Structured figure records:
☆ ☆ ☆ ☆ ☆ ☆ ☆

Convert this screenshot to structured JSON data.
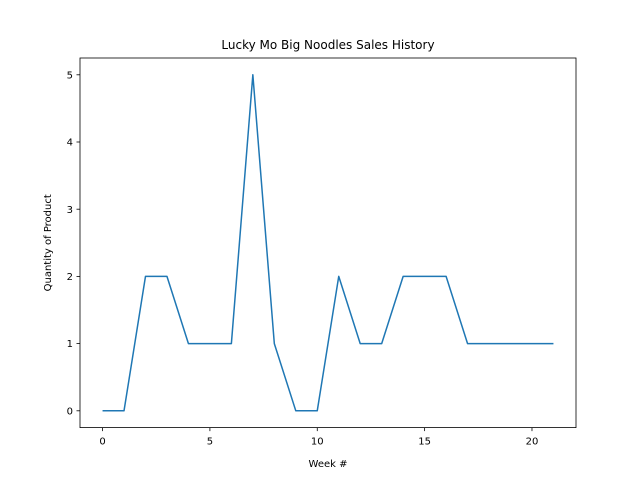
{
  "chart_data": {
    "type": "line",
    "title": "Lucky Mo Big Noodles Sales History",
    "xlabel": "Week #",
    "ylabel": "Quantity of Product",
    "xlim": [
      -1.05,
      22.05
    ],
    "ylim": [
      -0.25,
      5.25
    ],
    "xticks": [
      0,
      5,
      10,
      15,
      20
    ],
    "yticks": [
      0,
      1,
      2,
      3,
      4,
      5
    ],
    "grid": false,
    "series": [
      {
        "color": "#1f77b4",
        "x": [
          0,
          1,
          2,
          3,
          4,
          5,
          6,
          7,
          8,
          9,
          10,
          11,
          12,
          13,
          14,
          15,
          16,
          17,
          18,
          19,
          20,
          21
        ],
        "y": [
          0,
          0,
          2,
          2,
          1,
          1,
          1,
          5,
          1,
          0,
          0,
          2,
          1,
          1,
          2,
          2,
          2,
          1,
          1,
          1,
          1,
          1
        ]
      }
    ]
  }
}
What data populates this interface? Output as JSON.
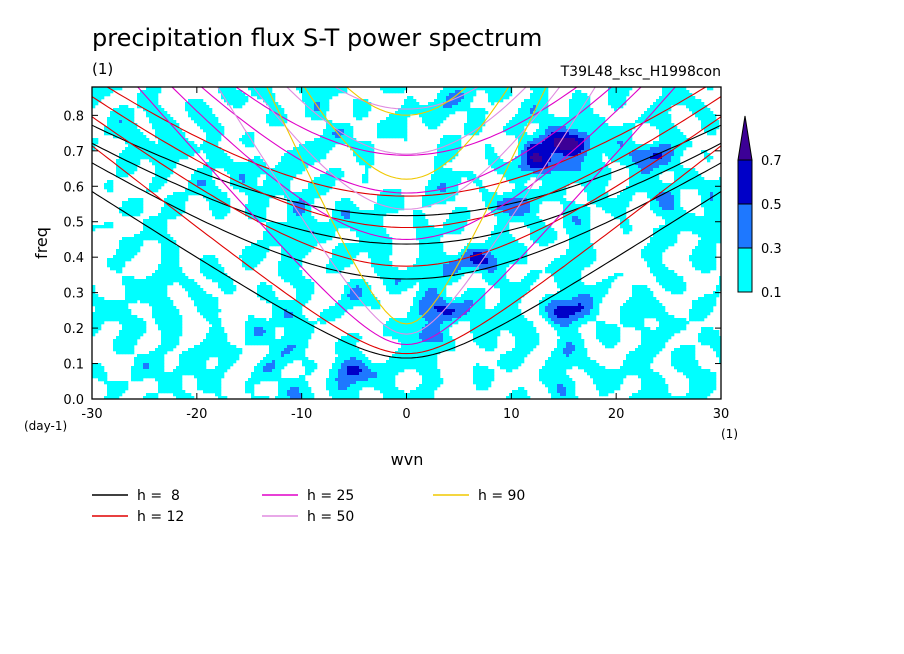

☆ ☆ ☆ ☆ ☆ ☆ ☆

> **PROBLEM DETAILS**
Pictures are to be left out; repeat all the remaining data exactly.

> **EXERCISE ANSWER**
Convert this screenshot to structured JSON data.
{
  "chart_data": {
    "type": "line",
    "title": "Lucky Mo Big Noodles Sales History",
    "xlabel": "Week #",
    "ylabel": "Quantity of Product",
    "xlim": [
      -1.05,
      22.05
    ],
    "ylim": [
      -0.25,
      5.25
    ],
    "xticks": [
      0,
      5,
      10,
      15,
      20
    ],
    "yticks": [
      0,
      1,
      2,
      3,
      4,
      5
    ],
    "grid": false,
    "series": [
      {
        "color": "#1f77b4",
        "x": [
          0,
          1,
          2,
          3,
          4,
          5,
          6,
          7,
          8,
          9,
          10,
          11,
          12,
          13,
          14,
          15,
          16,
          17,
          18,
          19,
          20,
          21
        ],
        "y": [
          0,
          0,
          2,
          2,
          1,
          1,
          1,
          5,
          1,
          0,
          0,
          2,
          1,
          1,
          2,
          2,
          2,
          1,
          1,
          1,
          1,
          1
        ]
      }
    ]
  }
}
What data populates this interface? Output as JSON.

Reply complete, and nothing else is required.